### What the task asks
Find the word "this" in the data below and copy each line that holds it.

### Extracted material
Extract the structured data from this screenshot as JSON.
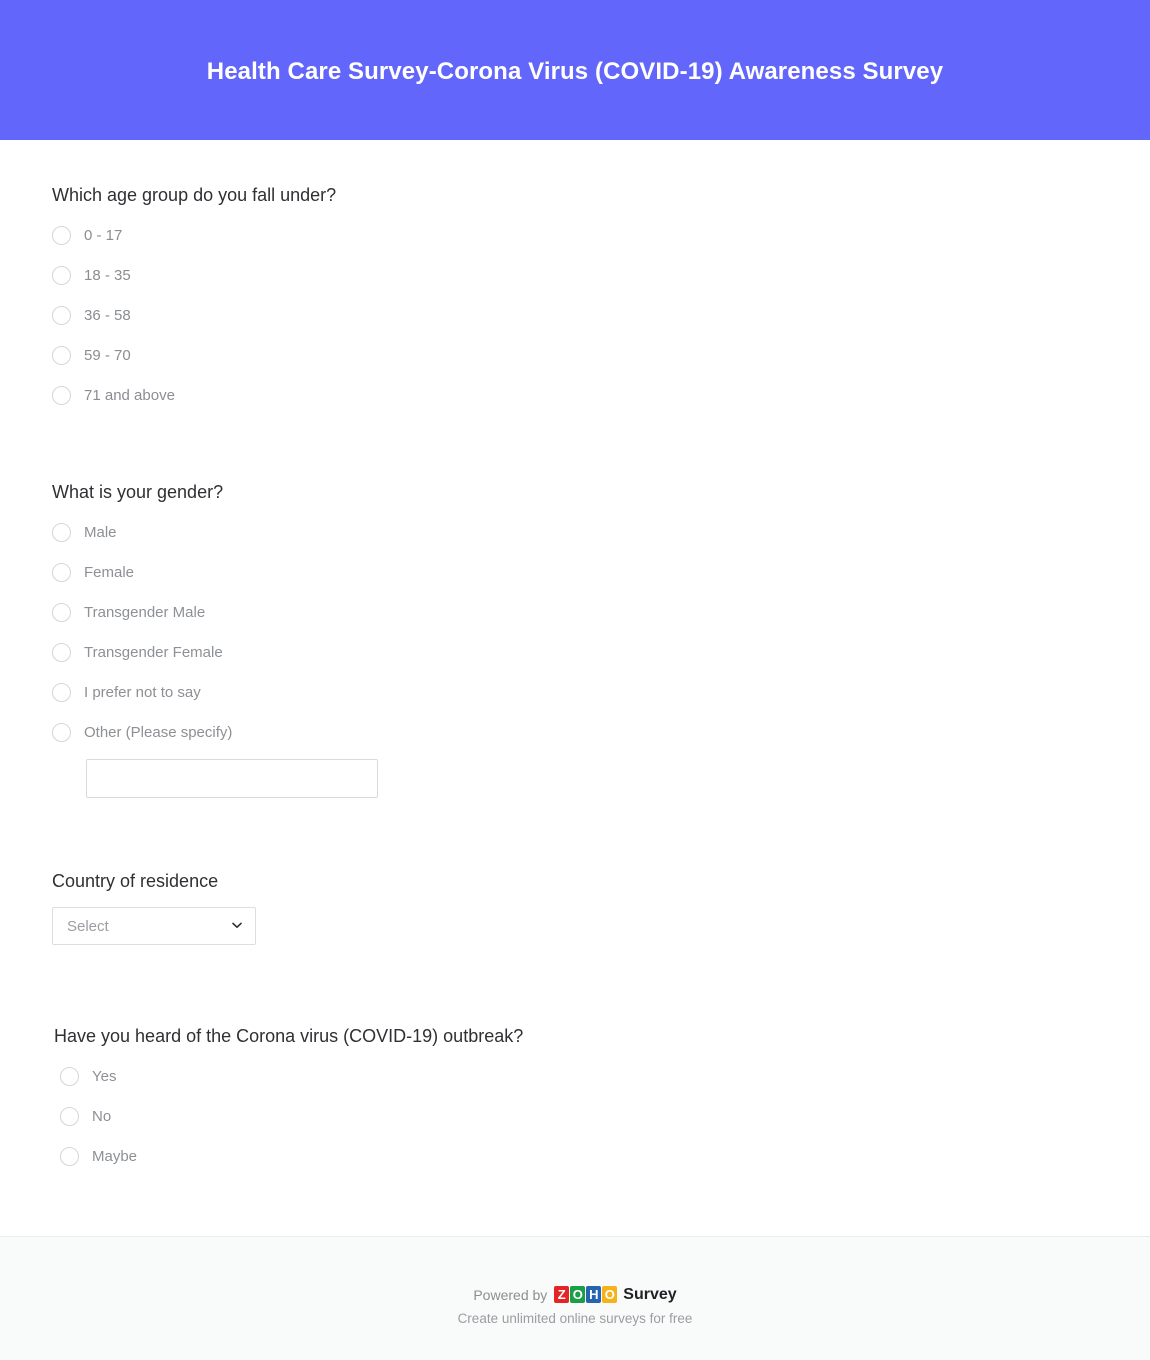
{
  "header": {
    "title": "Health Care Survey-Corona Virus (COVID-19) Awareness Survey",
    "background_color": "#6366fb",
    "text_color": "#ffffff"
  },
  "questions": [
    {
      "id": "age-group",
      "title": "Which age group do you fall under?",
      "type": "radio",
      "options": [
        {
          "label": "0 - 17"
        },
        {
          "label": "18 - 35"
        },
        {
          "label": "36 - 58"
        },
        {
          "label": "59 - 70"
        },
        {
          "label": "71 and above"
        }
      ]
    },
    {
      "id": "gender",
      "title": "What is your gender?",
      "type": "radio",
      "options": [
        {
          "label": "Male"
        },
        {
          "label": "Female"
        },
        {
          "label": "Transgender Male"
        },
        {
          "label": "Transgender Female"
        },
        {
          "label": "I prefer not to say"
        },
        {
          "label": "Other (Please specify)"
        }
      ],
      "other_input": {
        "value": "",
        "placeholder": ""
      }
    },
    {
      "id": "country-of-residence",
      "title": "Country of residence",
      "type": "select",
      "select": {
        "selected": "Select",
        "icon": "chevron-down-icon"
      }
    },
    {
      "id": "heard-of-covid",
      "title": "Have you heard of the Corona virus (COVID-19) outbreak?",
      "type": "radio",
      "options": [
        {
          "label": "Yes"
        },
        {
          "label": "No"
        },
        {
          "label": "Maybe"
        }
      ]
    }
  ],
  "footer": {
    "powered_by": "Powered by",
    "logo": {
      "letters": [
        "Z",
        "O",
        "H",
        "O"
      ],
      "colors": [
        "#e42527",
        "#1b9e47",
        "#2764b0",
        "#f6b21b"
      ]
    },
    "product": "Survey",
    "tagline": "Create unlimited online surveys for free"
  }
}
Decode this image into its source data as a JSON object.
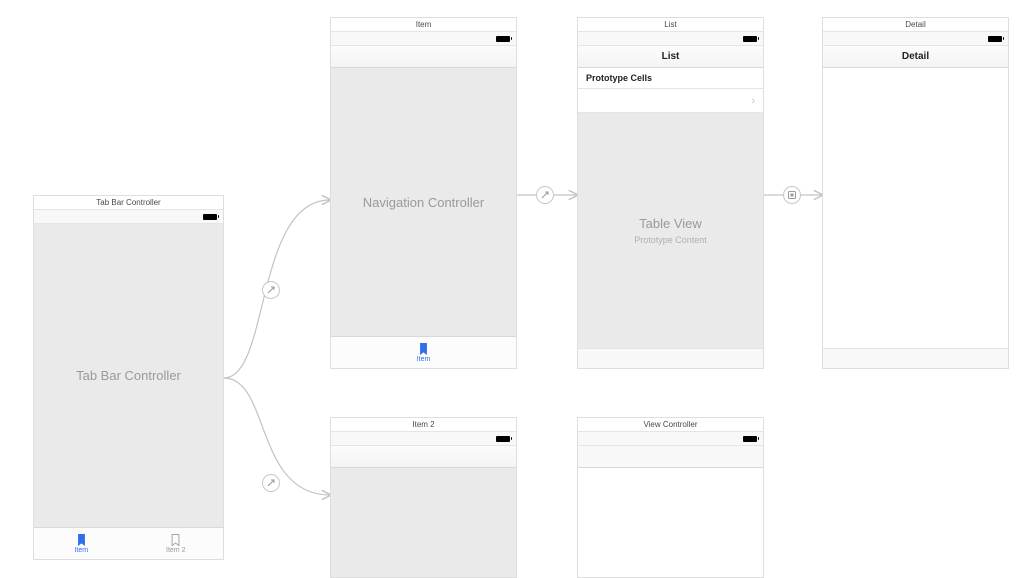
{
  "scenes": {
    "tabbar": {
      "title": "Tab Bar Controller",
      "placeholder": "Tab Bar Controller",
      "tabs": [
        {
          "label": "Item",
          "active": true
        },
        {
          "label": "Item 2",
          "active": false
        }
      ]
    },
    "navItem": {
      "title": "Item",
      "placeholder": "Navigation Controller",
      "tab": {
        "label": "Item"
      }
    },
    "list": {
      "title": "List",
      "navTitle": "List",
      "sectionHeader": "Prototype Cells",
      "tablePlaceholder": "Table View",
      "tableSub": "Prototype Content"
    },
    "detail": {
      "title": "Detail",
      "navTitle": "Detail"
    },
    "item2": {
      "title": "Item 2"
    },
    "viewController": {
      "title": "View Controller"
    }
  },
  "colors": {
    "tint": "#2f6fea",
    "gray": "#9a9a9a"
  }
}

### Solution
Extract the structured data from this screenshot as JSON.
Decode this image into its source data as a JSON object.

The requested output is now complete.